[TASK REQUIREMENTS] Transcribe the listing below word for word.

(Extracts from a graphics dataset)
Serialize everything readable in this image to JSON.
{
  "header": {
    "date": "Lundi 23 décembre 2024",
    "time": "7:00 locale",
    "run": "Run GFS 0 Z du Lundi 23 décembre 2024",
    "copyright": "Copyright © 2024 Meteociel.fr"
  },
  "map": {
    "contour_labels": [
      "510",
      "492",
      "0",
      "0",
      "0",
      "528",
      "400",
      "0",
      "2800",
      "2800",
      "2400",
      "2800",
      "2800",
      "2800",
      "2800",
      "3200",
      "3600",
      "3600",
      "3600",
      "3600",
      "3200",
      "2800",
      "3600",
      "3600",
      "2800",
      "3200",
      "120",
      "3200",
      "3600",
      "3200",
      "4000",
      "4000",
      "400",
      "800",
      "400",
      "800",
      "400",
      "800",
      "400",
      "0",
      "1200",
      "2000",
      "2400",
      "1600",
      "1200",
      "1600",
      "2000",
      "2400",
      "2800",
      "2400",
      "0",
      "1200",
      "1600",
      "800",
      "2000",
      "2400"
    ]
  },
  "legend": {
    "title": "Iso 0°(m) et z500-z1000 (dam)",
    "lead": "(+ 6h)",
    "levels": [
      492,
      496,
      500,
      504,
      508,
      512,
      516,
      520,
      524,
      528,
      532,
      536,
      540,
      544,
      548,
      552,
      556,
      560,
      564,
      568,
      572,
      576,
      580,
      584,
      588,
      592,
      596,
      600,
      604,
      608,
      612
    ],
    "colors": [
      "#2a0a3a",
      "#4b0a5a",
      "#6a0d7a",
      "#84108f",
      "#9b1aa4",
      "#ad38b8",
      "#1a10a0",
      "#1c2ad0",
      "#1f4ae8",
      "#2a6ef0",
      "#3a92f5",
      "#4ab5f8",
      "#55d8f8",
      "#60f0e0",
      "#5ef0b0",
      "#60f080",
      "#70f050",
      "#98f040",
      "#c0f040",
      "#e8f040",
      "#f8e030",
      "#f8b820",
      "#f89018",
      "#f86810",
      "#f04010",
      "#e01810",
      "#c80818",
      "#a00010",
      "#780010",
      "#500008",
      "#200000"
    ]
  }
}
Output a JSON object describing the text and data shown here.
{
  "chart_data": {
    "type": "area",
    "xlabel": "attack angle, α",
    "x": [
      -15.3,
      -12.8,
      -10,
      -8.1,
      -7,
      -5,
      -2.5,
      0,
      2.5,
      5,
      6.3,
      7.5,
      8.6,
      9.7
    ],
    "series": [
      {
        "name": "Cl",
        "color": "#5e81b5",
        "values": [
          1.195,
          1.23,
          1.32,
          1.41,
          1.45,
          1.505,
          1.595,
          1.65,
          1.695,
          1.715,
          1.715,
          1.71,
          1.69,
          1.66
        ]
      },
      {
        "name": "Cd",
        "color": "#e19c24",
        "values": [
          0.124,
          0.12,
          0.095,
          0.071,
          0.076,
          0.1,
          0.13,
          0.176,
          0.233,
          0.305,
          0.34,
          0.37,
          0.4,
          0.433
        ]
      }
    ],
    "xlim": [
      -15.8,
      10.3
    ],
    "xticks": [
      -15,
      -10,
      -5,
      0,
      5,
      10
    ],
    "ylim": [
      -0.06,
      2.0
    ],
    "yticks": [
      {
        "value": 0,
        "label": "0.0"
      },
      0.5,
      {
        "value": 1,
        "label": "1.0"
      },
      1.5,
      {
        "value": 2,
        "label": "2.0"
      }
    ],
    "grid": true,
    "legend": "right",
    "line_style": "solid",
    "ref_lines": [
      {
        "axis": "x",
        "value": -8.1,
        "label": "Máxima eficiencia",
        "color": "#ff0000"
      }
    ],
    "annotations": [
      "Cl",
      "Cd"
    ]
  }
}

[REPLY]
Serialize everything readable in this image to JSON.
{
  "header": {
    "date": "Lundi 23 décembre 2024",
    "time": "7:00 locale",
    "run": "Run GFS 0 Z du Lundi 23 décembre 2024",
    "copyright": "Copyright © 2024 Meteociel.fr"
  },
  "map": {
    "contour_labels": [
      "510",
      "492",
      "0",
      "0",
      "0",
      "528",
      "400",
      "0",
      "2800",
      "2800",
      "2400",
      "2800",
      "2800",
      "2800",
      "2800",
      "3200",
      "3600",
      "3600",
      "3600",
      "3600",
      "3200",
      "2800",
      "3600",
      "3600",
      "2800",
      "3200",
      "120",
      "3200",
      "3600",
      "3200",
      "4000",
      "4000",
      "400",
      "800",
      "400",
      "800",
      "400",
      "800",
      "400",
      "0",
      "1200",
      "2000",
      "2400",
      "1600",
      "1200",
      "1600",
      "2000",
      "2400",
      "2800",
      "2400",
      "0",
      "1200",
      "1600",
      "800",
      "2000",
      "2400"
    ]
  },
  "legend": {
    "title": "Iso 0°(m) et z500-z1000 (dam)",
    "lead": "(+ 6h)",
    "levels": [
      492,
      496,
      500,
      504,
      508,
      512,
      516,
      520,
      524,
      528,
      532,
      536,
      540,
      544,
      548,
      552,
      556,
      560,
      564,
      568,
      572,
      576,
      580,
      584,
      588,
      592,
      596,
      600,
      604,
      608,
      612
    ],
    "colors": [
      "#2a0a3a",
      "#4b0a5a",
      "#6a0d7a",
      "#84108f",
      "#9b1aa4",
      "#ad38b8",
      "#1a10a0",
      "#1c2ad0",
      "#1f4ae8",
      "#2a6ef0",
      "#3a92f5",
      "#4ab5f8",
      "#55d8f8",
      "#60f0e0",
      "#5ef0b0",
      "#60f080",
      "#70f050",
      "#98f040",
      "#c0f040",
      "#e8f040",
      "#f8e030",
      "#f8b820",
      "#f89018",
      "#f86810",
      "#f04010",
      "#e01810",
      "#c80818",
      "#a00010",
      "#780010",
      "#500008",
      "#200000"
    ]
  }
}
Output a JSON object describing the text and data shown here.
{
  "chart_data": {
    "type": "area",
    "xlabel": "attack angle, α",
    "x": [
      -15.3,
      -12.8,
      -10,
      -8.1,
      -7,
      -5,
      -2.5,
      0,
      2.5,
      5,
      6.3,
      7.5,
      8.6,
      9.7
    ],
    "series": [
      {
        "name": "Cl",
        "color": "#5e81b5",
        "values": [
          1.195,
          1.23,
          1.32,
          1.41,
          1.45,
          1.505,
          1.595,
          1.65,
          1.695,
          1.715,
          1.715,
          1.71,
          1.69,
          1.66
        ]
      },
      {
        "name": "Cd",
        "color": "#e19c24",
        "values": [
          0.124,
          0.12,
          0.095,
          0.071,
          0.076,
          0.1,
          0.13,
          0.176,
          0.233,
          0.305,
          0.34,
          0.37,
          0.4,
          0.433
        ]
      }
    ],
    "xlim": [
      -15.8,
      10.3
    ],
    "xticks": [
      -15,
      -10,
      -5,
      0,
      5,
      10
    ],
    "ylim": [
      -0.06,
      2.0
    ],
    "yticks": [
      {
        "value": 0,
        "label": "0.0"
      },
      0.5,
      {
        "value": 1,
        "label": "1.0"
      },
      1.5,
      {
        "value": 2,
        "label": "2.0"
      }
    ],
    "grid": true,
    "legend": "right",
    "line_style": "solid",
    "ref_lines": [
      {
        "axis": "x",
        "value": -8.1,
        "label": "Máxima eficiencia",
        "color": "#ff0000"
      }
    ],
    "annotations": [
      "Cl",
      "Cd"
    ]
  }
}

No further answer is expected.